• [Short task]:
Pictures do not belong in the copy; quote every entry below exactly.

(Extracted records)
########################################

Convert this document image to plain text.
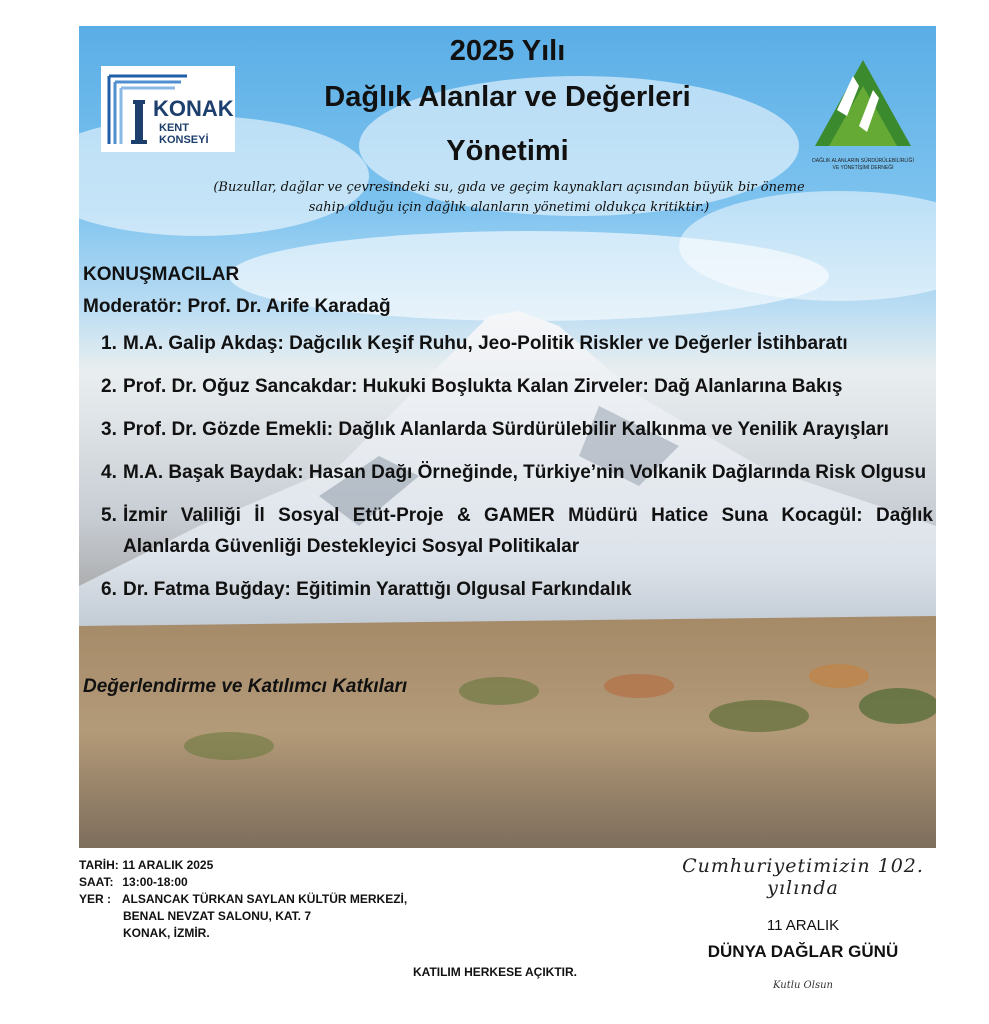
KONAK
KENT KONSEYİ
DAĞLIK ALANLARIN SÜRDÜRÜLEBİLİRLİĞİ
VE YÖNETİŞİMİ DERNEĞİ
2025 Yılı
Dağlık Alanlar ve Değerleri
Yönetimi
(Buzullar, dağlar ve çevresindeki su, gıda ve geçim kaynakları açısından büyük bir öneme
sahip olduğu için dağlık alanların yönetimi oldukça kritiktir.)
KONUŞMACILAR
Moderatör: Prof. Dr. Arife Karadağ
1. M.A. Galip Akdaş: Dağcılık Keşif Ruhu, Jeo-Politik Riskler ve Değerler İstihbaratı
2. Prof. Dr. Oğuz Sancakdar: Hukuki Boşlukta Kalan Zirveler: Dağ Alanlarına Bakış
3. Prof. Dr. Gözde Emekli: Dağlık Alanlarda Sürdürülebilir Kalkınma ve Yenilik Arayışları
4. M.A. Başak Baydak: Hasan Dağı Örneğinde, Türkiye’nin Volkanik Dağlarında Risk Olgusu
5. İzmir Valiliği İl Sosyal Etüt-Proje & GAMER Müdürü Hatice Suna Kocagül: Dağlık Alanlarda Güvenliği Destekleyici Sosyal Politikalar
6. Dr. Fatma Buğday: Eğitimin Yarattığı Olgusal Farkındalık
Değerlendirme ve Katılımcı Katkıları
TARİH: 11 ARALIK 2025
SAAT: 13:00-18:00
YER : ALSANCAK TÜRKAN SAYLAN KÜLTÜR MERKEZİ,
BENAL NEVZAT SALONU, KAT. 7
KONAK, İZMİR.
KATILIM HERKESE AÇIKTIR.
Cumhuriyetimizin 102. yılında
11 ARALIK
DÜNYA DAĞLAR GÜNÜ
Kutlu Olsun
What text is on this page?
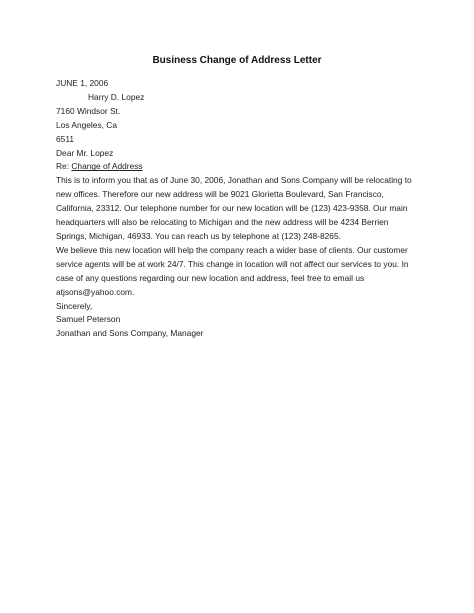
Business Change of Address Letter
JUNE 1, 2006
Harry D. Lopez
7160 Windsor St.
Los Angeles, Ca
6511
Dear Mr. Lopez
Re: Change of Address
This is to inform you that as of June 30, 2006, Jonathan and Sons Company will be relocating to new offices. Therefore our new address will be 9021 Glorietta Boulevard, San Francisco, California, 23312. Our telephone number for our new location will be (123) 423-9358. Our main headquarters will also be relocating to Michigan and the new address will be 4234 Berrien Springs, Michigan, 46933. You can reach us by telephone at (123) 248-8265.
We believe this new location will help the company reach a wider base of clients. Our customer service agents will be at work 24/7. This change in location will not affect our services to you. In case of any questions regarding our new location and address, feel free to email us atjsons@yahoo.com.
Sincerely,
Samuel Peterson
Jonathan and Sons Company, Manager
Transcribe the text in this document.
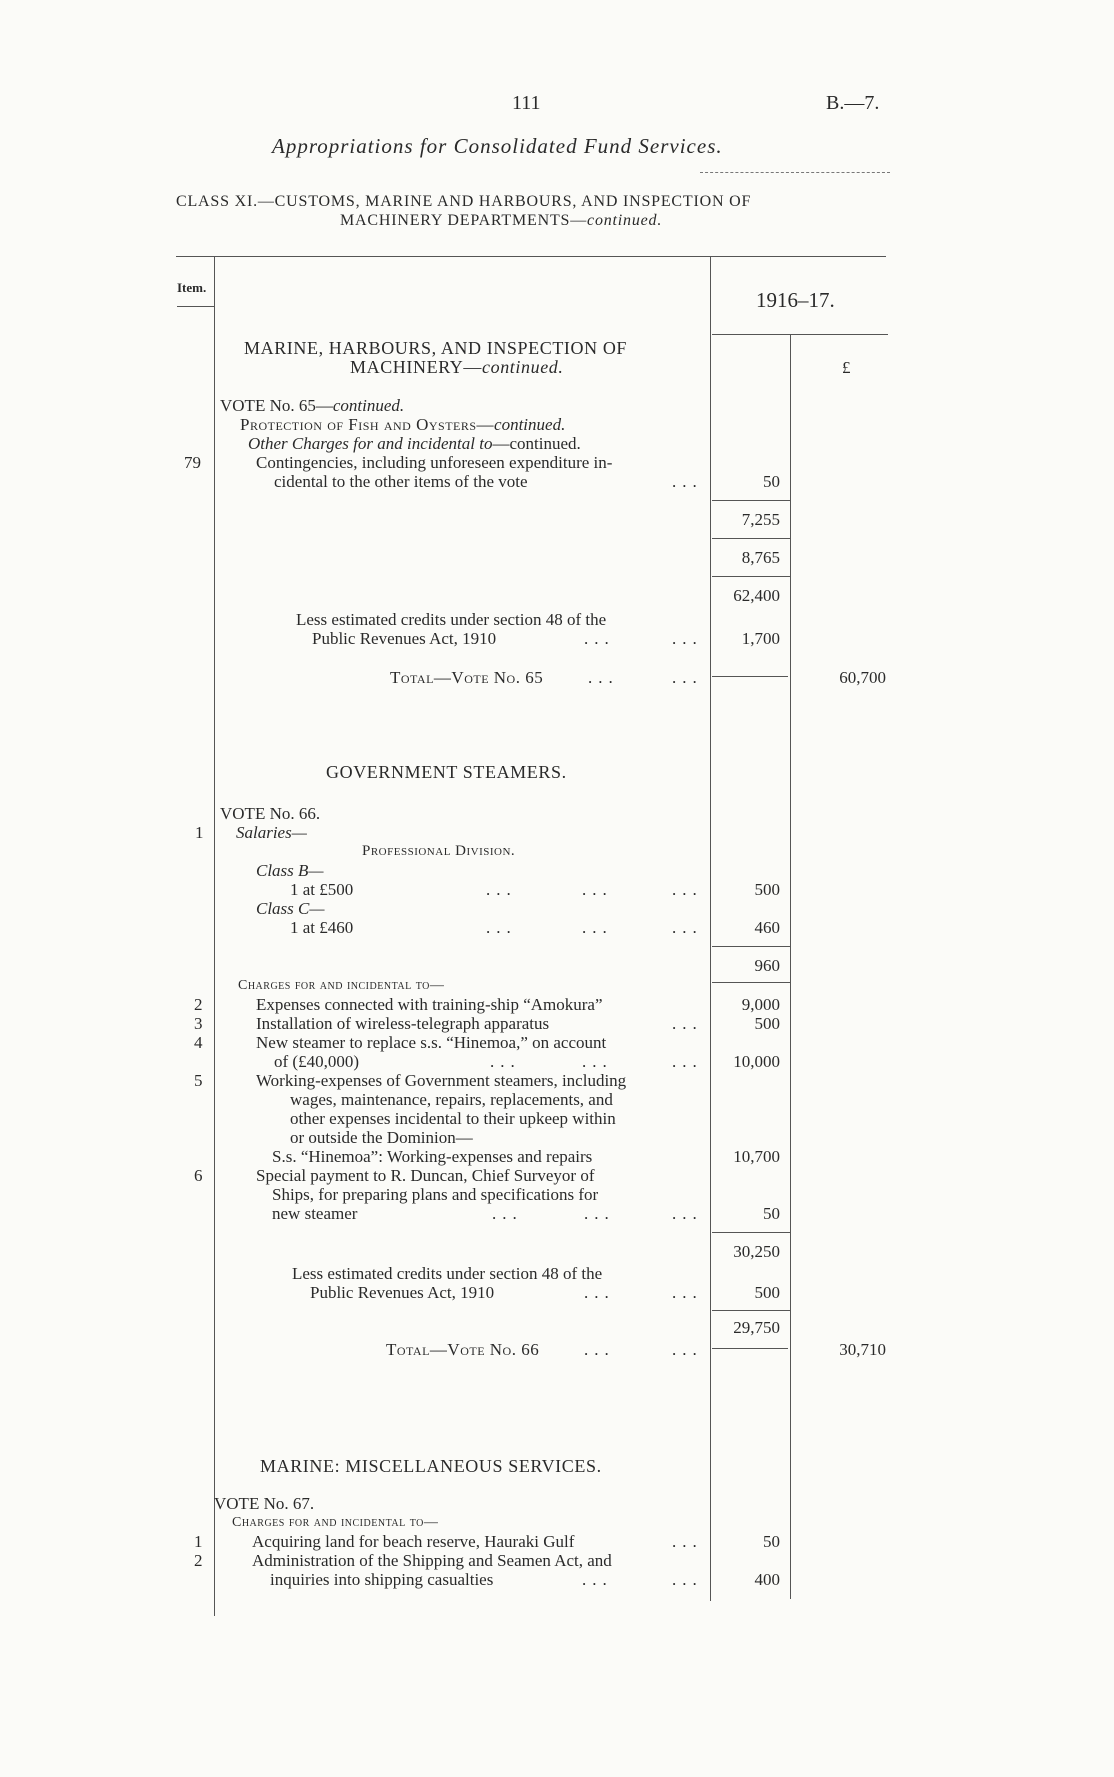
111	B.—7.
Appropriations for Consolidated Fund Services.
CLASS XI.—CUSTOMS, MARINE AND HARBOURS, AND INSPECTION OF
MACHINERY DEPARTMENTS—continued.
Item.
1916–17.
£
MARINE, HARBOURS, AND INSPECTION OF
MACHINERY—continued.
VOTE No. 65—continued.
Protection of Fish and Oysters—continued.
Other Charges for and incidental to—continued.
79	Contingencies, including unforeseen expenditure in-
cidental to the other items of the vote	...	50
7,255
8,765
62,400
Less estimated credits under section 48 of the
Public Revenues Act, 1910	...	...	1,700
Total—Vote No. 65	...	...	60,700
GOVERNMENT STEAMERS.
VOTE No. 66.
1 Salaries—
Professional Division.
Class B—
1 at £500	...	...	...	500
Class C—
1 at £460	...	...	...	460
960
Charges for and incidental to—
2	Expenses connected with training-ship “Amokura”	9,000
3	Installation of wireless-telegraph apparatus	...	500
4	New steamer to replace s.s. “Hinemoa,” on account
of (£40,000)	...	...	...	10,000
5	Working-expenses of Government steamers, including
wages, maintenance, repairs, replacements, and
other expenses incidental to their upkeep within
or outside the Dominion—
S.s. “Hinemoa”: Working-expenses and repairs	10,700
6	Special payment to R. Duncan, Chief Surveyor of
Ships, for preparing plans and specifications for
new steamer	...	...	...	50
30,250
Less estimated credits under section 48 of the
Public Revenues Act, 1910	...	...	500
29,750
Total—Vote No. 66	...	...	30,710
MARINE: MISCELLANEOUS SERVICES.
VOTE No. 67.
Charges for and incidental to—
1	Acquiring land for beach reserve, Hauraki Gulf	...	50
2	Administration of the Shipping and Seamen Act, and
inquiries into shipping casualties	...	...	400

########################################

• [Result of this exercise]:
Convert this document image to plain text.
KONAK
KENT KONSEYİ
DAĞLIK ALANLARIN SÜRDÜRÜLEBİLİRLİĞİ
VE YÖNETİŞİMİ DERNEĞİ
2025 Yılı
Dağlık Alanlar ve Değerleri
Yönetimi
(Buzullar, dağlar ve çevresindeki su, gıda ve geçim kaynakları açısından büyük bir öneme
sahip olduğu için dağlık alanların yönetimi oldukça kritiktir.)
KONUŞMACILAR
Moderatör: Prof. Dr. Arife Karadağ
1. M.A. Galip Akdaş: Dağcılık Keşif Ruhu, Jeo-Politik Riskler ve Değerler İstihbaratı
2. Prof. Dr. Oğuz Sancakdar: Hukuki Boşlukta Kalan Zirveler: Dağ Alanlarına Bakış
3. Prof. Dr. Gözde Emekli: Dağlık Alanlarda Sürdürülebilir Kalkınma ve Yenilik Arayışları
4. M.A. Başak Baydak: Hasan Dağı Örneğinde, Türkiye’nin Volkanik Dağlarında Risk Olgusu
5. İzmir Valiliği İl Sosyal Etüt-Proje & GAMER Müdürü Hatice Suna Kocagül: Dağlık Alanlarda Güvenliği Destekleyici Sosyal Politikalar
6. Dr. Fatma Buğday: Eğitimin Yarattığı Olgusal Farkındalık
Değerlendirme ve Katılımcı Katkıları
TARİH: 11 ARALIK 2025
SAAT: 13:00-18:00
YER : ALSANCAK TÜRKAN SAYLAN KÜLTÜR MERKEZİ,
BENAL NEVZAT SALONU, KAT. 7
KONAK, İZMİR.
KATILIM HERKESE AÇIKTIR.
Cumhuriyetimizin 102. yılında
11 ARALIK
DÜNYA DAĞLAR GÜNÜ
Kutlu Olsun
What text is on this page?
Business Change of Address Letter
JUNE 1, 2006
Harry D. Lopez
7160 Windsor St.
Los Angeles, Ca
6511
Dear Mr. Lopez
Re: Change of Address
This is to inform you that as of June 30, 2006, Jonathan and Sons Company will be relocating to new offices. Therefore our new address will be 9021 Glorietta Boulevard, San Francisco, California, 23312. Our telephone number for our new location will be (123) 423-9358. Our main headquarters will also be relocating to Michigan and the new address will be 4234 Berrien Springs, Michigan, 46933. You can reach us by telephone at (123) 248-8265.
We believe this new location will help the company reach a wider base of clients. Our customer service agents will be at work 24/7. This change in location will not affect our services to you. In case of any questions regarding our new location and address, feel free to email us atjsons@yahoo.com.
Sincerely,
Samuel Peterson
Jonathan and Sons Company, Manager
Transcribe the text in this document.
111	B.—7.
Appropriations for Consolidated Fund Services.
CLASS XI.—CUSTOMS, MARINE AND HARBOURS, AND INSPECTION OF
MACHINERY DEPARTMENTS—continued.
Item.
1916–17.
£
MARINE, HARBOURS, AND INSPECTION OF
MACHINERY—continued.
VOTE No. 65—continued.
Protection of Fish and Oysters—continued.
Other Charges for and incidental to—continued.
79	Contingencies, including unforeseen expenditure in-
cidental to the other items of the vote	...	50
7,255
8,765
62,400
Less estimated credits under section 48 of the
Public Revenues Act, 1910	...	...	1,700
Total—Vote No. 65	...	...	60,700
GOVERNMENT STEAMERS.
VOTE No. 66.
1 Salaries—
Professional Division.
Class B—
1 at £500	...	...	...	500
Class C—
1 at £460	...	...	...	460
960
Charges for and incidental to—
2	Expenses connected with training-ship “Amokura”	9,000
3	Installation of wireless-telegraph apparatus	...	500
4	New steamer to replace s.s. “Hinemoa,” on account
of (£40,000)	...	...	...	10,000
5	Working-expenses of Government steamers, including
wages, maintenance, repairs, replacements, and
other expenses incidental to their upkeep within
or outside the Dominion—
S.s. “Hinemoa”: Working-expenses and repairs	10,700
6	Special payment to R. Duncan, Chief Surveyor of
Ships, for preparing plans and specifications for
new steamer	...	...	...	50
30,250
Less estimated credits under section 48 of the
Public Revenues Act, 1910	...	...	500
29,750
Total—Vote No. 66	...	...	30,710
MARINE: MISCELLANEOUS SERVICES.
VOTE No. 67.
Charges for and incidental to—
1	Acquiring land for beach reserve, Hauraki Gulf	...	50
2	Administration of the Shipping and Seamen Act, and
inquiries into shipping casualties	...	...	400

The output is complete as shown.